Reproduce the records below verbatim, starting at their first line and stopping after the line that contains "- barcode-char: 形: [384, 217, 400, 235]", with both of those lines included.

━━━ Supplied entries ━━━

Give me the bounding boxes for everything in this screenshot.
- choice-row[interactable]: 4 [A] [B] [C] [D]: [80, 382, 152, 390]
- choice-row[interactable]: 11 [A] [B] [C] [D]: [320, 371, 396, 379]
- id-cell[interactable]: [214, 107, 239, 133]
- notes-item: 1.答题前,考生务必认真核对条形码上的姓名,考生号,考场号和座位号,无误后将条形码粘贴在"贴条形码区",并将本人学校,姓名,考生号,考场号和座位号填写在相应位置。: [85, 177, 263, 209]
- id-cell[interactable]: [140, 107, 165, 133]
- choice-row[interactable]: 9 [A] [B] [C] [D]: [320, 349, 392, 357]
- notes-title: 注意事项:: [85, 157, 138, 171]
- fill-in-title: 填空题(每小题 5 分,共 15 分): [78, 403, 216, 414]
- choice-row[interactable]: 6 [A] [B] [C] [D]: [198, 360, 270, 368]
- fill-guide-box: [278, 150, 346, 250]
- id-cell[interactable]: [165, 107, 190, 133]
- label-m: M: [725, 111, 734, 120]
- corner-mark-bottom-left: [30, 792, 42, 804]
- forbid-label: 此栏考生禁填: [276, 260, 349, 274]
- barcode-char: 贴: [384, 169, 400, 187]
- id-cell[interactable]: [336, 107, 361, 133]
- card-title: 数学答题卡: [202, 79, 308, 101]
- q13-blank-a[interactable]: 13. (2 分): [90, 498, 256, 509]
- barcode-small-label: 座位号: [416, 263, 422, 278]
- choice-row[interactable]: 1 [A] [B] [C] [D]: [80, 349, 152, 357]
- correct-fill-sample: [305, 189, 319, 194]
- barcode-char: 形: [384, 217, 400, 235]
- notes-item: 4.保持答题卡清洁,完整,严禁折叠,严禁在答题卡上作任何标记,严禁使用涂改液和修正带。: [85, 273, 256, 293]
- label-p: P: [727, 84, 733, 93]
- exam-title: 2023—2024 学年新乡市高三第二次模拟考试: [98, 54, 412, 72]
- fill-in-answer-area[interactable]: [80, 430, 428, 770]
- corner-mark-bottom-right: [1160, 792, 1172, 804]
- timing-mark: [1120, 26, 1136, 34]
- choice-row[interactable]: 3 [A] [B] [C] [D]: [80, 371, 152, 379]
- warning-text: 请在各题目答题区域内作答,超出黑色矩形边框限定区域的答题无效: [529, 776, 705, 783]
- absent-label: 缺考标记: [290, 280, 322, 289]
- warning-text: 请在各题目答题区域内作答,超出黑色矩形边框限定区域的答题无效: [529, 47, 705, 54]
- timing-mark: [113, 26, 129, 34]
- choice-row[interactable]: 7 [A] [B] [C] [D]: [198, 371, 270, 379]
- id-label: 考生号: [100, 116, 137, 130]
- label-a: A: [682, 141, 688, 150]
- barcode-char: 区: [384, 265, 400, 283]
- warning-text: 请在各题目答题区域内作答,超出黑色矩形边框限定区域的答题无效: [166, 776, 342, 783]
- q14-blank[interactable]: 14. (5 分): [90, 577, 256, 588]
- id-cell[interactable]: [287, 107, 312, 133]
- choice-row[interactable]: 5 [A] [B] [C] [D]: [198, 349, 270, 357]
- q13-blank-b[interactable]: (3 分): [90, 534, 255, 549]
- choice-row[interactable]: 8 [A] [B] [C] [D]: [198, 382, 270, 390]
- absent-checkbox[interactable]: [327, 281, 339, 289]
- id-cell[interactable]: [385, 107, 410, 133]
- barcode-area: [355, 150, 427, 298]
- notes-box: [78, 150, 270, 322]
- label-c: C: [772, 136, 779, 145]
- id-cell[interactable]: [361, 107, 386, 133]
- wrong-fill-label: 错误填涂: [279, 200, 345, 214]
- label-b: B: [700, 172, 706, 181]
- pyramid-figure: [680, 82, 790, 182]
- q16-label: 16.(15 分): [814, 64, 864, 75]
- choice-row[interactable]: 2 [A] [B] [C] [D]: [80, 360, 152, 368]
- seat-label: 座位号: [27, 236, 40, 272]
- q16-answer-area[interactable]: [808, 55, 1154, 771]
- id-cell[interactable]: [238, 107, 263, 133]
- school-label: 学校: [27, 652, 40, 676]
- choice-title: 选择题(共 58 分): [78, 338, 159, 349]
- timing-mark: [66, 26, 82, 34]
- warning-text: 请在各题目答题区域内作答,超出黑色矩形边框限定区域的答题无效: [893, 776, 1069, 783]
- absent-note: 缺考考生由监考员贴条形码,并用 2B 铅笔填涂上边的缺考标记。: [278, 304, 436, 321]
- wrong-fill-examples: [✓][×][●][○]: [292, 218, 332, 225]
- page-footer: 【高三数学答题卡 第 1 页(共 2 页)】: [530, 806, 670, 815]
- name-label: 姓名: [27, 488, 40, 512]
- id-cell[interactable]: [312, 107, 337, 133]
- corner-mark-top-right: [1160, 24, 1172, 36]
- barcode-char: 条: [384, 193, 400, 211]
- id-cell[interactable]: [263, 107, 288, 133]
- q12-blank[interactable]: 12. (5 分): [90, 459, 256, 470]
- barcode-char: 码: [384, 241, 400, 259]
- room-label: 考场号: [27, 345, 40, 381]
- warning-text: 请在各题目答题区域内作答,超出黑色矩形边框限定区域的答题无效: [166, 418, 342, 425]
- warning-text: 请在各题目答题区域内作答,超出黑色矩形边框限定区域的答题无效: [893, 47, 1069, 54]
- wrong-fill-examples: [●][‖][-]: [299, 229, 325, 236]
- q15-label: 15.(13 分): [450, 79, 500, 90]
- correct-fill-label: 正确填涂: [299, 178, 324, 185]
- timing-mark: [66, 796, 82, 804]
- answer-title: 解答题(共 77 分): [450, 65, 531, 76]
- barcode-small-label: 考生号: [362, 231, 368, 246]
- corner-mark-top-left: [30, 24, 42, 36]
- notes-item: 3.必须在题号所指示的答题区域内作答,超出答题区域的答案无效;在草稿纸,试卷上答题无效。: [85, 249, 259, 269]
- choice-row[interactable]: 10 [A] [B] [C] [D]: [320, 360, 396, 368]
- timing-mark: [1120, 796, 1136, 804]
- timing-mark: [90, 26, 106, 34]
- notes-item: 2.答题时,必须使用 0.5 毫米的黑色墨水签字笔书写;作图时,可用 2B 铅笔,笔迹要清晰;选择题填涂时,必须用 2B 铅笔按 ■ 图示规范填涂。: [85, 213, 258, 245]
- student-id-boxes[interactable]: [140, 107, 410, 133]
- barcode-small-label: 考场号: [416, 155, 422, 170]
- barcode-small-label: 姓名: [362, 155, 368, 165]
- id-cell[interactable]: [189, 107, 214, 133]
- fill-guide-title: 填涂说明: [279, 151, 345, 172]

━━━

| The result |
Give me the bounding boxes for everything in this screenshot.
- choice-row[interactable]: 4 [A] [B] [C] [D]: [80, 382, 152, 390]
- choice-row[interactable]: 11 [A] [B] [C] [D]: [320, 371, 396, 379]
- id-cell[interactable]: [214, 107, 239, 133]
- notes-item: 1.答题前,考生务必认真核对条形码上的姓名,考生号,考场号和座位号,无误后将条形码粘贴在"贴条形码区",并将本人学校,姓名,考生号,考场号和座位号填写在相应位置。: [85, 177, 263, 209]
- id-cell[interactable]: [140, 107, 165, 133]
- choice-row[interactable]: 9 [A] [B] [C] [D]: [320, 349, 392, 357]
- notes-title: 注意事项:: [85, 157, 138, 171]
- fill-in-title: 填空题(每小题 5 分,共 15 分): [78, 403, 216, 414]
- choice-row[interactable]: 6 [A] [B] [C] [D]: [198, 360, 270, 368]
- fill-guide-box: [278, 150, 346, 250]
- id-cell[interactable]: [165, 107, 190, 133]
- label-m: M: [725, 111, 734, 120]
- corner-mark-bottom-left: [30, 792, 42, 804]
- forbid-label: 此栏考生禁填: [276, 260, 349, 274]
- barcode-char: 贴: [384, 169, 400, 187]
- id-cell[interactable]: [336, 107, 361, 133]
- card-title: 数学答题卡: [202, 79, 308, 101]
- q13-blank-a[interactable]: 13. (2 分): [90, 498, 256, 509]
- barcode-small-label: 座位号: [416, 263, 422, 278]
- choice-row[interactable]: 1 [A] [B] [C] [D]: [80, 349, 152, 357]
- correct-fill-sample: [305, 189, 319, 194]
- barcode-char: 形: [384, 217, 400, 235]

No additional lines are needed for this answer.